Task to complete: Reproduce each of the lines word for word.

*****

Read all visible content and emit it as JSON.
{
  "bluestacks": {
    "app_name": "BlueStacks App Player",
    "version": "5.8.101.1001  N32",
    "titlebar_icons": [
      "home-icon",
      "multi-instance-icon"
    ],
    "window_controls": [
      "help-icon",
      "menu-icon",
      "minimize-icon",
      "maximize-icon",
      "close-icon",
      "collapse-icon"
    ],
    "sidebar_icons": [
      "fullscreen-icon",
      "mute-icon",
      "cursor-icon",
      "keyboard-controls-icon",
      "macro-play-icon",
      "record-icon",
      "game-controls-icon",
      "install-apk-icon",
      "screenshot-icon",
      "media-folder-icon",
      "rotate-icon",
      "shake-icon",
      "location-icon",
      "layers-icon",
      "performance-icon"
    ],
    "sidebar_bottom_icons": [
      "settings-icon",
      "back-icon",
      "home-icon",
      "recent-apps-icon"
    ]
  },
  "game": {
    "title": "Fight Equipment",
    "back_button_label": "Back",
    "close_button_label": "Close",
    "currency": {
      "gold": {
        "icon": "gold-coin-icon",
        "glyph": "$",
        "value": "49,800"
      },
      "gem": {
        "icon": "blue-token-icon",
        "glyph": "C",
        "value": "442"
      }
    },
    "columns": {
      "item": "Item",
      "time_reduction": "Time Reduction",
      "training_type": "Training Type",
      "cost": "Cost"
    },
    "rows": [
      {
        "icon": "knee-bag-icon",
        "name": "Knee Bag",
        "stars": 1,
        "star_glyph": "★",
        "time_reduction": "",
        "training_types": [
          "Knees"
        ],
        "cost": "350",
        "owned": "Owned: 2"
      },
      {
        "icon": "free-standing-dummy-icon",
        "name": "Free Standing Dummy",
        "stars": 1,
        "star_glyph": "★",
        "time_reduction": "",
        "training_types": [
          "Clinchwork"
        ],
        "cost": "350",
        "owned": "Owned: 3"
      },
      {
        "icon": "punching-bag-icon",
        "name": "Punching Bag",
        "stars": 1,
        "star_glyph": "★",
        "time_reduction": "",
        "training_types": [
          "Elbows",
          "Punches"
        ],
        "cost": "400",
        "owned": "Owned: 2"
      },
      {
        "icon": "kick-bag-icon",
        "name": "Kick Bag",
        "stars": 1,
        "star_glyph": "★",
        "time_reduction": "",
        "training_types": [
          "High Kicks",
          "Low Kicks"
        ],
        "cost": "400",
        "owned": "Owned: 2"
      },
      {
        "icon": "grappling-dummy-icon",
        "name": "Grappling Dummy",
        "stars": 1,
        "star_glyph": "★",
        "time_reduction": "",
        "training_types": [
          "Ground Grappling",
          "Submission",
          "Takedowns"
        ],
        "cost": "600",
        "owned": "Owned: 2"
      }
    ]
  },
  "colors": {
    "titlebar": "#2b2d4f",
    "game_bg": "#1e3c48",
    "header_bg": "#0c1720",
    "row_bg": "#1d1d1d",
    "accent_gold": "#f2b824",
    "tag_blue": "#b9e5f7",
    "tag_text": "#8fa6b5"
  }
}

*****

The output:
Read all visible content and emit it as JSON.
{
  "bluestacks": {
    "app_name": "BlueStacks App Player",
    "version": "5.8.101.1001  N32",
    "titlebar_icons": [
      "home-icon",
      "multi-instance-icon"
    ],
    "window_controls": [
      "help-icon",
      "menu-icon",
      "minimize-icon",
      "maximize-icon",
      "close-icon",
      "collapse-icon"
    ],
    "sidebar_icons": [
      "fullscreen-icon",
      "mute-icon",
      "cursor-icon",
      "keyboard-controls-icon",
      "macro-play-icon",
      "record-icon",
      "game-controls-icon",
      "install-apk-icon",
      "screenshot-icon",
      "media-folder-icon",
      "rotate-icon",
      "shake-icon",
      "location-icon",
      "layers-icon",
      "performance-icon"
    ],
    "sidebar_bottom_icons": [
      "settings-icon",
      "back-icon",
      "home-icon",
      "recent-apps-icon"
    ]
  },
  "game": {
    "title": "Fight Equipment",
    "back_button_label": "Back",
    "close_button_label": "Close",
    "currency": {
      "gold": {
        "icon": "gold-coin-icon",
        "glyph": "$",
        "value": "49,800"
      },
      "gem": {
        "icon": "blue-token-icon",
        "glyph": "C",
        "value": "442"
      }
    },
    "columns": {
      "item": "Item",
      "time_reduction": "Time Reduction",
      "training_type": "Training Type",
      "cost": "Cost"
    },
    "rows": [
      {
        "icon": "knee-bag-icon",
        "name": "Knee Bag",
        "stars": 1,
        "star_glyph": "★",
        "time_reduction": "",
        "training_types": [
          "Knees"
        ],
        "cost": "350",
        "owned": "Owned: 2"
      },
      {
        "icon": "free-standing-dummy-icon",
        "name": "Free Standing Dummy",
        "stars": 1,
        "star_glyph": "★",
        "time_reduction": "",
        "training_types": [
          "Clinchwork"
        ],
        "cost": "350",
        "owned": "Owned: 3"
      },
      {
        "icon": "punching-bag-icon",
        "name": "Punching Bag",
        "stars": 1,
        "star_glyph": "★",
        "time_reduction": "",
        "training_types": [
          "Elbows",
          "Punches"
        ],
        "cost": "400",
        "owned": "Owned: 2"
      },
      {
        "icon": "kick-bag-icon",
        "name": "Kick Bag",
        "stars": 1,
        "star_glyph": "★",
        "time_reduction": "",
        "training_types": [
          "High Kicks",
          "Low Kicks"
        ],
        "cost": "400",
        "owned": "Owned: 2"
      },
      {
        "icon": "grappling-dummy-icon",
        "name": "Grappling Dummy",
        "stars": 1,
        "star_glyph": "★",
        "time_reduction": "",
        "training_types": [
          "Ground Grappling",
          "Submission",
          "Takedowns"
        ],
        "cost": "600",
        "owned": "Owned: 2"
      }
    ]
  },
  "colors": {
    "titlebar": "#2b2d4f",
    "game_bg": "#1e3c48",
    "header_bg": "#0c1720",
    "row_bg": "#1d1d1d",
    "accent_gold": "#f2b824",
    "tag_blue": "#b9e5f7",
    "tag_text": "#8fa6b5"
  }
}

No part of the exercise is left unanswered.